§ **WORK TO COMPLETE**:
Quote all of the entries word for word.

§ **MATERIAL**:
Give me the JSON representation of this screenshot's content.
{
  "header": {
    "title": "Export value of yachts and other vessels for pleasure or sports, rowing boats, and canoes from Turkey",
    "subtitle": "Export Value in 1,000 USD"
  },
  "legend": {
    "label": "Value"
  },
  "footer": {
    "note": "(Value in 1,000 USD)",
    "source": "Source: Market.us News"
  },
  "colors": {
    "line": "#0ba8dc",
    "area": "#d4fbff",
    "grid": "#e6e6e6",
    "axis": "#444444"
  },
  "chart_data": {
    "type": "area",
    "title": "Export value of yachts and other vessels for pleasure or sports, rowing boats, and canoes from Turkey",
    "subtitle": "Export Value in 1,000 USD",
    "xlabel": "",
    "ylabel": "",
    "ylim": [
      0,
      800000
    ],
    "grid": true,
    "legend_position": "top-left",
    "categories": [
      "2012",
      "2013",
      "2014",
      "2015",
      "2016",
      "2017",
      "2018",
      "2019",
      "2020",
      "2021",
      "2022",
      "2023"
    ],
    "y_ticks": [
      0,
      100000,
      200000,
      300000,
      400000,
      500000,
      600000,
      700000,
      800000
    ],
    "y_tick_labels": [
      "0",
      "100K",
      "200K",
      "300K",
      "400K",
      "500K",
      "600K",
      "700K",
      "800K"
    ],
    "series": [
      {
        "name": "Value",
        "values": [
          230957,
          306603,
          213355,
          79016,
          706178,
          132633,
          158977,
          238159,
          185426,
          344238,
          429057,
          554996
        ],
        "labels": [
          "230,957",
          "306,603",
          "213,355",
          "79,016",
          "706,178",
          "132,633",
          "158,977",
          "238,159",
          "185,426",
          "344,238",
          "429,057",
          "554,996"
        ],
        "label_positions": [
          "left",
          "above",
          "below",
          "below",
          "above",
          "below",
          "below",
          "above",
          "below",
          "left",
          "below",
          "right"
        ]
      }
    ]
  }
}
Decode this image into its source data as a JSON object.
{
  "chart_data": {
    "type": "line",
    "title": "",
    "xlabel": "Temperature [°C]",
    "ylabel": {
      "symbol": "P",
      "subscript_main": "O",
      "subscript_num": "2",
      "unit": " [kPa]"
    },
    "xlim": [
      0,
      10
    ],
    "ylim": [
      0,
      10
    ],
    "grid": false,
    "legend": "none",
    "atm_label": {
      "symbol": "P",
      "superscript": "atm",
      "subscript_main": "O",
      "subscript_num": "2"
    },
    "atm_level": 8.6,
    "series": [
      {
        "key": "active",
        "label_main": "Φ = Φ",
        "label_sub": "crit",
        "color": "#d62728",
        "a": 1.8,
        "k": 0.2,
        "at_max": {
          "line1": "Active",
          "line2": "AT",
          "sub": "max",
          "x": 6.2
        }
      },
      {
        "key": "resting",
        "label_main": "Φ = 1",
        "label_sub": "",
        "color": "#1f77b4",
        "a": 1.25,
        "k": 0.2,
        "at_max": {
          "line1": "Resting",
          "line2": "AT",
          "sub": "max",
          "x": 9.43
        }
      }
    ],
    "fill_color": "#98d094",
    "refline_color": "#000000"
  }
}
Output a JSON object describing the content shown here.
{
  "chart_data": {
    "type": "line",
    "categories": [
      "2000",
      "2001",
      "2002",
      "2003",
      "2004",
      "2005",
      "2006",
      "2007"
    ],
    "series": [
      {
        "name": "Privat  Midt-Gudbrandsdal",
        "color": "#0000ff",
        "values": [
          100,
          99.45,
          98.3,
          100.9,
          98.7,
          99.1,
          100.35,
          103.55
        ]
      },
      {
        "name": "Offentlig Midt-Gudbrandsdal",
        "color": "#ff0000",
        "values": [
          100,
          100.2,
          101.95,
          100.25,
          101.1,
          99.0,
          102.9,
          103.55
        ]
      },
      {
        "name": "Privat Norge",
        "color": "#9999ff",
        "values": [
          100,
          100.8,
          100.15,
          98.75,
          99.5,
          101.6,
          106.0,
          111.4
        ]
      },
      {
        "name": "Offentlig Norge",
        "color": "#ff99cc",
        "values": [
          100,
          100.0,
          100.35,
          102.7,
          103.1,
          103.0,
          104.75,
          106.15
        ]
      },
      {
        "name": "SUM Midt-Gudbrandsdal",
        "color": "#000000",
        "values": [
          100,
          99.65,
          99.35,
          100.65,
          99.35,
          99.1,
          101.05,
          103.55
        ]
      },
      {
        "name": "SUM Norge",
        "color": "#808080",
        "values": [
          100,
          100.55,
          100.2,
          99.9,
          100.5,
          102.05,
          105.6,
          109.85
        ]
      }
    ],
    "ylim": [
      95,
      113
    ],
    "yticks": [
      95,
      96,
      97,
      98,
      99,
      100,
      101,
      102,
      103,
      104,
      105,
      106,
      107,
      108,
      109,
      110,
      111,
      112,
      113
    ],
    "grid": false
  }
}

§ **RESULT BELOW**:
Give me the JSON representation of this screenshot's content.
{
  "header": {
    "title": "Export value of yachts and other vessels for pleasure or sports, rowing boats, and canoes from Turkey",
    "subtitle": "Export Value in 1,000 USD"
  },
  "legend": {
    "label": "Value"
  },
  "footer": {
    "note": "(Value in 1,000 USD)",
    "source": "Source: Market.us News"
  },
  "colors": {
    "line": "#0ba8dc",
    "area": "#d4fbff",
    "grid": "#e6e6e6",
    "axis": "#444444"
  },
  "chart_data": {
    "type": "area",
    "title": "Export value of yachts and other vessels for pleasure or sports, rowing boats, and canoes from Turkey",
    "subtitle": "Export Value in 1,000 USD",
    "xlabel": "",
    "ylabel": "",
    "ylim": [
      0,
      800000
    ],
    "grid": true,
    "legend_position": "top-left",
    "categories": [
      "2012",
      "2013",
      "2014",
      "2015",
      "2016",
      "2017",
      "2018",
      "2019",
      "2020",
      "2021",
      "2022",
      "2023"
    ],
    "y_ticks": [
      0,
      100000,
      200000,
      300000,
      400000,
      500000,
      600000,
      700000,
      800000
    ],
    "y_tick_labels": [
      "0",
      "100K",
      "200K",
      "300K",
      "400K",
      "500K",
      "600K",
      "700K",
      "800K"
    ],
    "series": [
      {
        "name": "Value",
        "values": [
          230957,
          306603,
          213355,
          79016,
          706178,
          132633,
          158977,
          238159,
          185426,
          344238,
          429057,
          554996
        ],
        "labels": [
          "230,957",
          "306,603",
          "213,355",
          "79,016",
          "706,178",
          "132,633",
          "158,977",
          "238,159",
          "185,426",
          "344,238",
          "429,057",
          "554,996"
        ],
        "label_positions": [
          "left",
          "above",
          "below",
          "below",
          "above",
          "below",
          "below",
          "above",
          "below",
          "left",
          "below",
          "right"
        ]
      }
    ]
  }
}
Decode this image into its source data as a JSON object.
{
  "chart_data": {
    "type": "line",
    "title": "",
    "xlabel": "Temperature [°C]",
    "ylabel": {
      "symbol": "P",
      "subscript_main": "O",
      "subscript_num": "2",
      "unit": " [kPa]"
    },
    "xlim": [
      0,
      10
    ],
    "ylim": [
      0,
      10
    ],
    "grid": false,
    "legend": "none",
    "atm_label": {
      "symbol": "P",
      "superscript": "atm",
      "subscript_main": "O",
      "subscript_num": "2"
    },
    "atm_level": 8.6,
    "series": [
      {
        "key": "active",
        "label_main": "Φ = Φ",
        "label_sub": "crit",
        "color": "#d62728",
        "a": 1.8,
        "k": 0.2,
        "at_max": {
          "line1": "Active",
          "line2": "AT",
          "sub": "max",
          "x": 6.2
        }
      },
      {
        "key": "resting",
        "label_main": "Φ = 1",
        "label_sub": "",
        "color": "#1f77b4",
        "a": 1.25,
        "k": 0.2,
        "at_max": {
          "line1": "Resting",
          "line2": "AT",
          "sub": "max",
          "x": 9.43
        }
      }
    ],
    "fill_color": "#98d094",
    "refline_color": "#000000"
  }
}
Output a JSON object describing the content shown here.
{
  "chart_data": {
    "type": "line",
    "categories": [
      "2000",
      "2001",
      "2002",
      "2003",
      "2004",
      "2005",
      "2006",
      "2007"
    ],
    "series": [
      {
        "name": "Privat  Midt-Gudbrandsdal",
        "color": "#0000ff",
        "values": [
          100,
          99.45,
          98.3,
          100.9,
          98.7,
          99.1,
          100.35,
          103.55
        ]
      },
      {
        "name": "Offentlig Midt-Gudbrandsdal",
        "color": "#ff0000",
        "values": [
          100,
          100.2,
          101.95,
          100.25,
          101.1,
          99.0,
          102.9,
          103.55
        ]
      },
      {
        "name": "Privat Norge",
        "color": "#9999ff",
        "values": [
          100,
          100.8,
          100.15,
          98.75,
          99.5,
          101.6,
          106.0,
          111.4
        ]
      },
      {
        "name": "Offentlig Norge",
        "color": "#ff99cc",
        "values": [
          100,
          100.0,
          100.35,
          102.7,
          103.1,
          103.0,
          104.75,
          106.15
        ]
      },
      {
        "name": "SUM Midt-Gudbrandsdal",
        "color": "#000000",
        "values": [
          100,
          99.65,
          99.35,
          100.65,
          99.35,
          99.1,
          101.05,
          103.55
        ]
      },
      {
        "name": "SUM Norge",
        "color": "#808080",
        "values": [
          100,
          100.55,
          100.2,
          99.9,
          100.5,
          102.05,
          105.6,
          109.85
        ]
      }
    ],
    "ylim": [
      95,
      113
    ],
    "yticks": [
      95,
      96,
      97,
      98,
      99,
      100,
      101,
      102,
      103,
      104,
      105,
      106,
      107,
      108,
      109,
      110,
      111,
      112,
      113
    ],
    "grid": false
  }
}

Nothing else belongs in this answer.